(Collection entries)
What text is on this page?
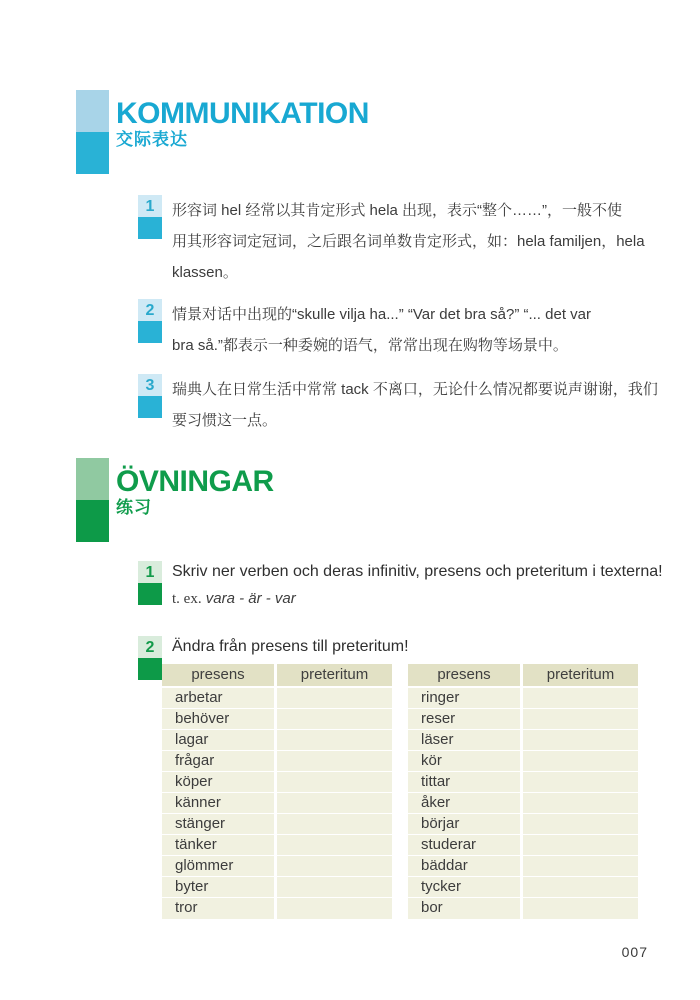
KOMMUNIKATION
交际表达
1	形容词 hel 经常以其肯定形式 hela 出现，表示“整个……”，一般不使
用其形容词定冠词，之后跟名词单数肯定形式，如：hela familjen，hela
klassen。
2	情景对话中出现的“skulle vilja ha...” “Var det bra så?” “... det var
bra så.”都表示一种委婉的语气，常常出现在购物等场景中。
3	瑞典人在日常生活中常常 tack 不离口，无论什么情况都要说声谢谢，我们
要习惯这一点。
ÖVNINGAR
练习
1	Skriv ner verben och deras infinitiv, presens och preteritum i texterna!
t. ex. vara - är - var
2	Ändra från presens till preteritum!
presens	preteritum
arbetar
behöver
lagar
frågar
köper
känner
stänger
tänker
glömmer
byter
tror
presens	preteritum
ringer
reser
läser
kör
tittar
åker
börjar
studerar
bäddar
tycker
bor
007
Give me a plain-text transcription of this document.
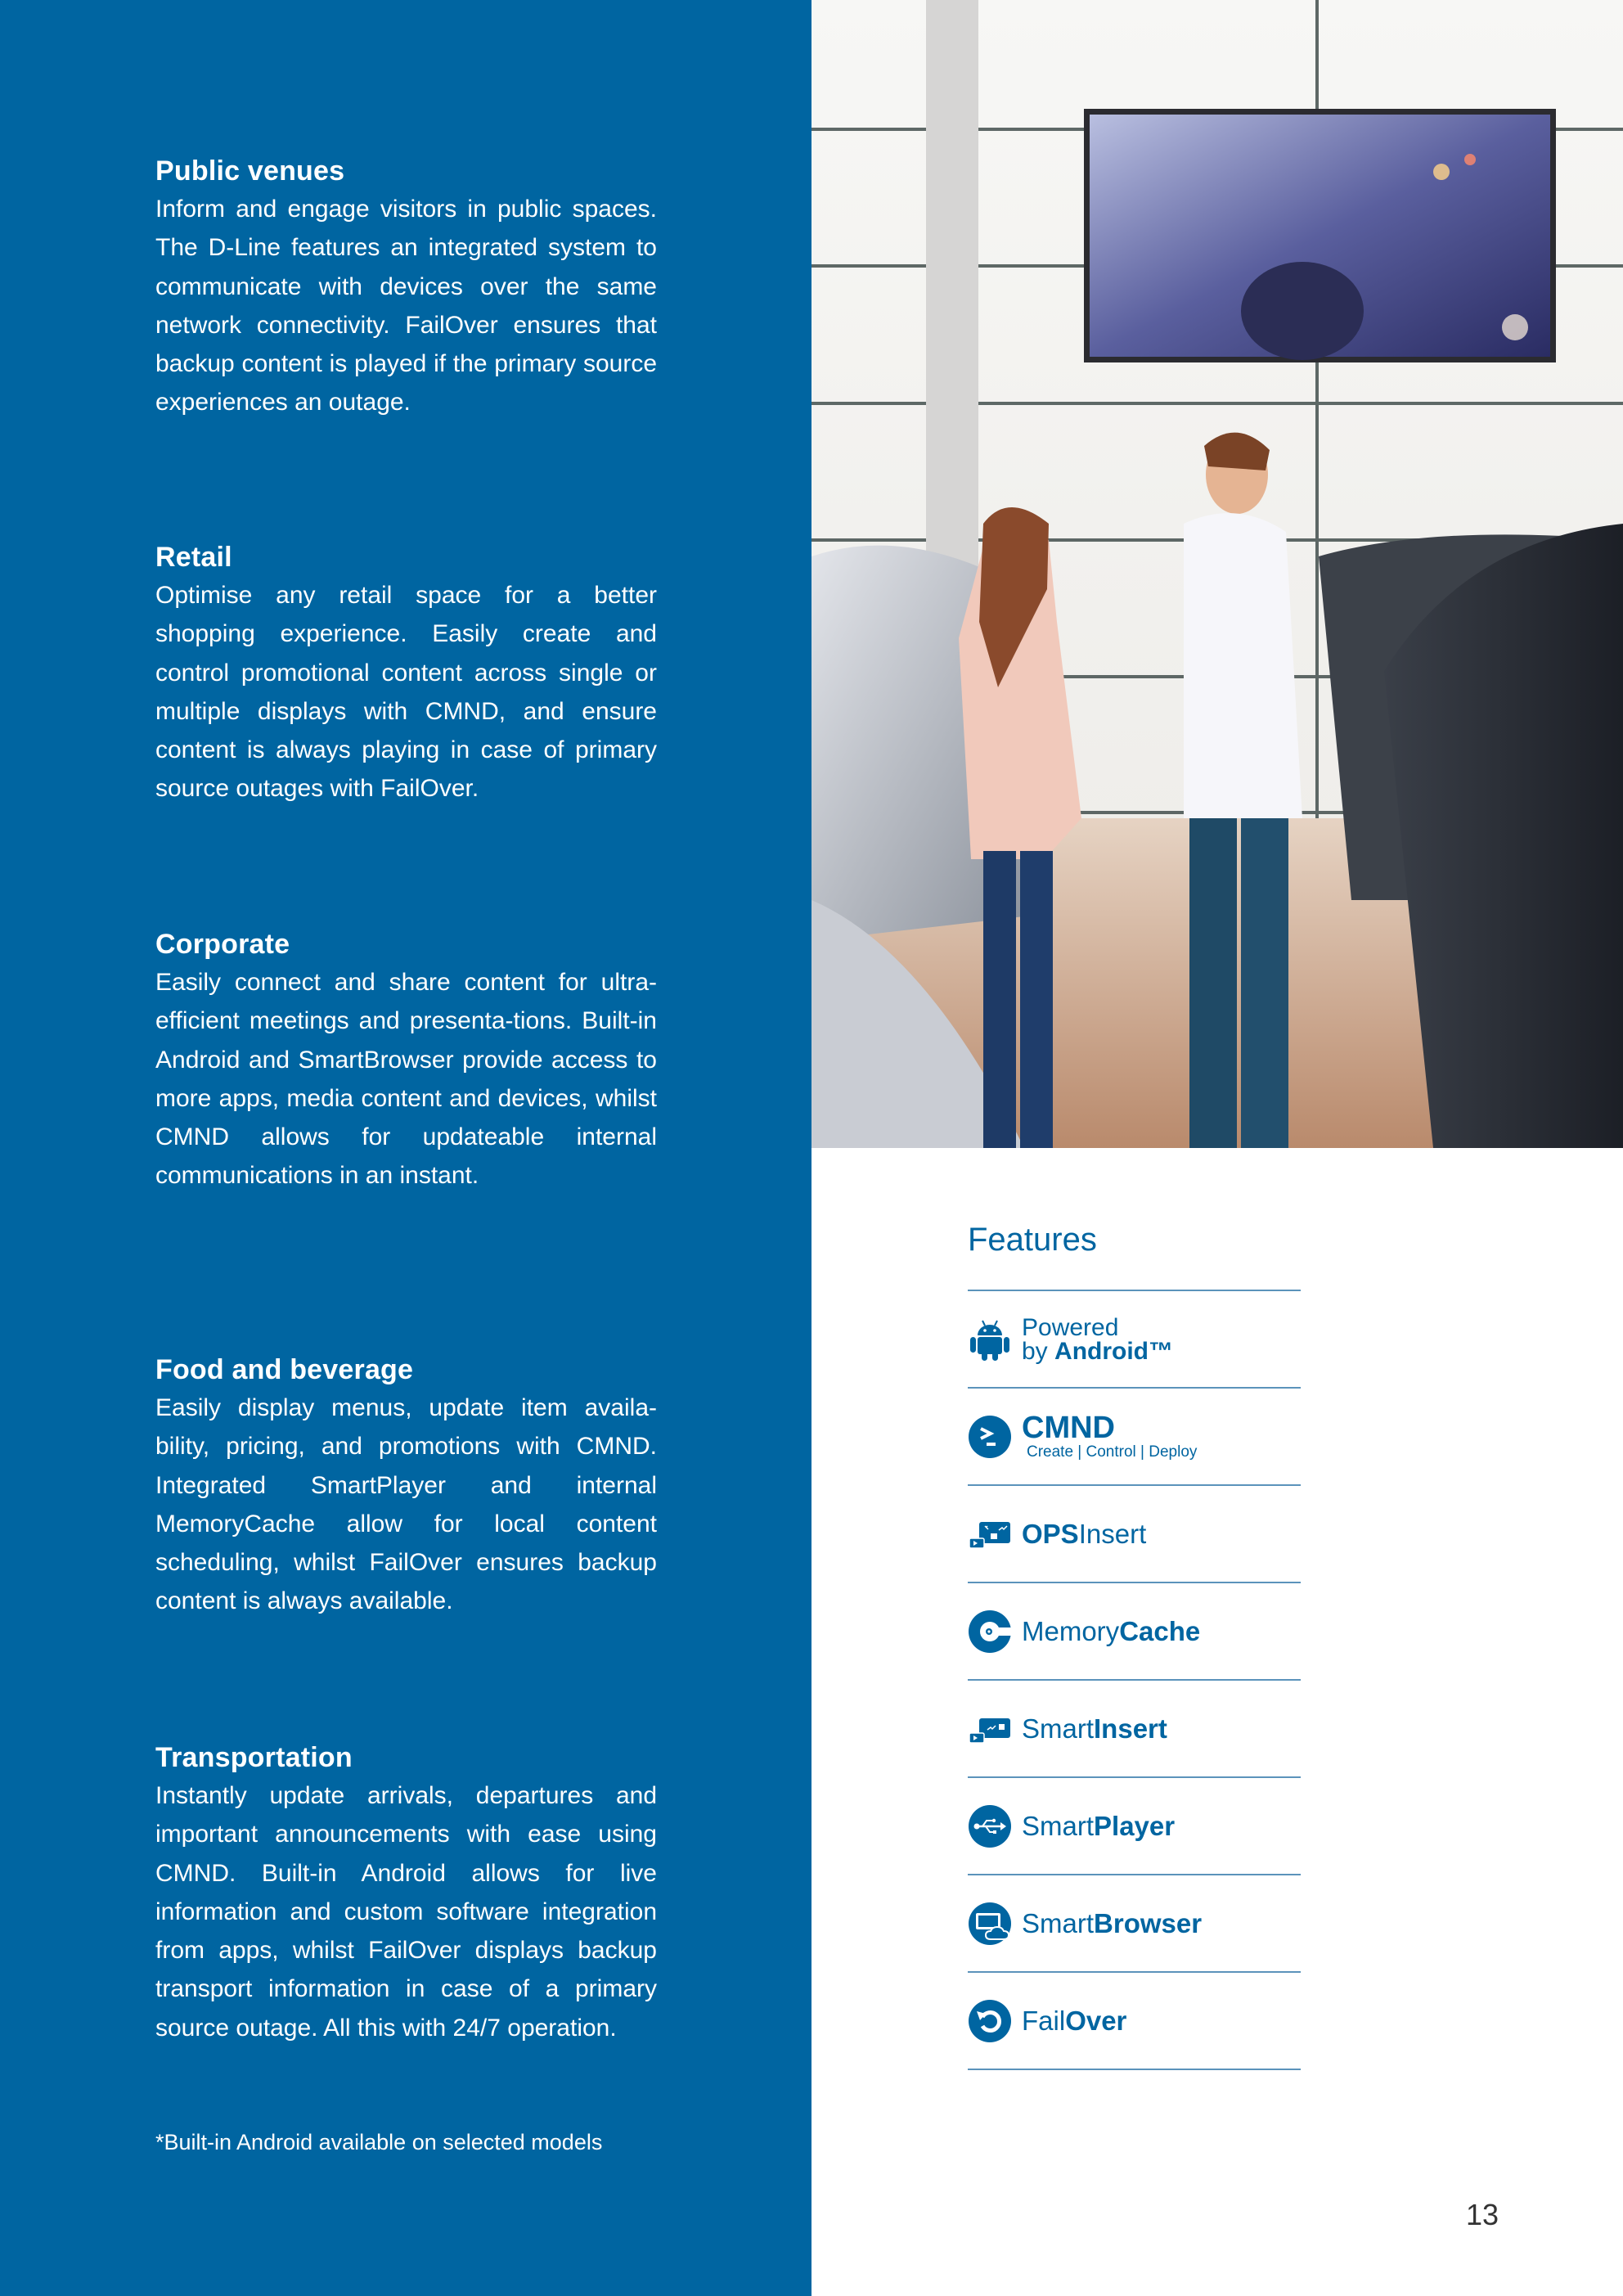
Public venues

Inform and engage visitors in public spaces. The D-Line features an integrated system to communicate with devices over the same network connectivity. FailOver ensures that backup content is played if the primary source experiences an outage.

Retail

Optimise any retail space for a better shopping experience. Easily create and control promotional content across single or multiple displays with CMND, and ensure content is always playing in case of primary source outages with FailOver.

Corporate

Easily connect and share content for ultra-efficient meetings and presenta-tions. Built-in Android and SmartBrowser provide access to more apps, media content and devices, whilst CMND allows for updateable internal communications in an instant.

Food and beverage

Easily display menus, update item availa-bility, pricing, and promotions with CMND. Integrated SmartPlayer and internal MemoryCache allow for local content scheduling, whilst FailOver ensures backup content is always available.

Transportation

Instantly update arrivals, departures and important announcements with ease using CMND. Built-in Android allows for live information and custom software integration from apps, whilst FailOver displays backup transport information in case of a primary source outage. All this with 24/7 operation.

*Built-in Android available on selected models
Features
Powered
by Android™
CMND
Create | Control | Deploy
OPSInsert
MemoryCache
SmartInsert
SmartPlayer
SmartBrowser
FailOver
13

> _Work to be completed_
Print out every entry above without changing a word, and leave out the pictures.

> _Result for this exercise_
What text is on this page?
KOMMUNIKATION
交际表达
1	形容词 hel 经常以其肯定形式 hela 出现，表示“整个……”，一般不使
用其形容词定冠词，之后跟名词单数肯定形式，如：hela familjen，hela
klassen。
2	情景对话中出现的“skulle vilja ha...” “Var det bra så?” “... det var
bra så.”都表示一种委婉的语气，常常出现在购物等场景中。
3	瑞典人在日常生活中常常 tack 不离口，无论什么情况都要说声谢谢，我们
要习惯这一点。
ÖVNINGAR
练习
1	Skriv ner verben och deras infinitiv, presens och preteritum i texterna!
t. ex. vara - är - var
2	Ändra från presens till preteritum!
presens	preteritum
arbetar
behöver
lagar
frågar
köper
känner
stänger
tänker
glömmer
byter
tror
presens	preteritum
ringer
reser
läser
kör
tittar
åker
börjar
studerar
bäddar
tycker
bor
007
Give me a plain-text transcription of this document.
Public venues

Inform and engage visitors in public spaces. The D-Line features an integrated system to communicate with devices over the same network connectivity. FailOver ensures that backup content is played if the primary source experiences an outage.

Retail

Optimise any retail space for a better shopping experience. Easily create and control promotional content across single or multiple displays with CMND, and ensure content is always playing in case of primary source outages with FailOver.

Corporate

Easily connect and share content for ultra-efficient meetings and presenta-tions. Built-in Android and SmartBrowser provide access to more apps, media content and devices, whilst CMND allows for updateable internal communications in an instant.

Food and beverage

Easily display menus, update item availa-bility, pricing, and promotions with CMND. Integrated SmartPlayer and internal MemoryCache allow for local content scheduling, whilst FailOver ensures backup content is always available.

Transportation

Instantly update arrivals, departures and important announcements with ease using CMND. Built-in Android allows for live information and custom software integration from apps, whilst FailOver displays backup transport information in case of a primary source outage. All this with 24/7 operation.

*Built-in Android available on selected models
Features
Powered
by Android™
CMND
Create | Control | Deploy
OPSInsert
MemoryCache
SmartInsert
SmartPlayer
SmartBrowser
FailOver
13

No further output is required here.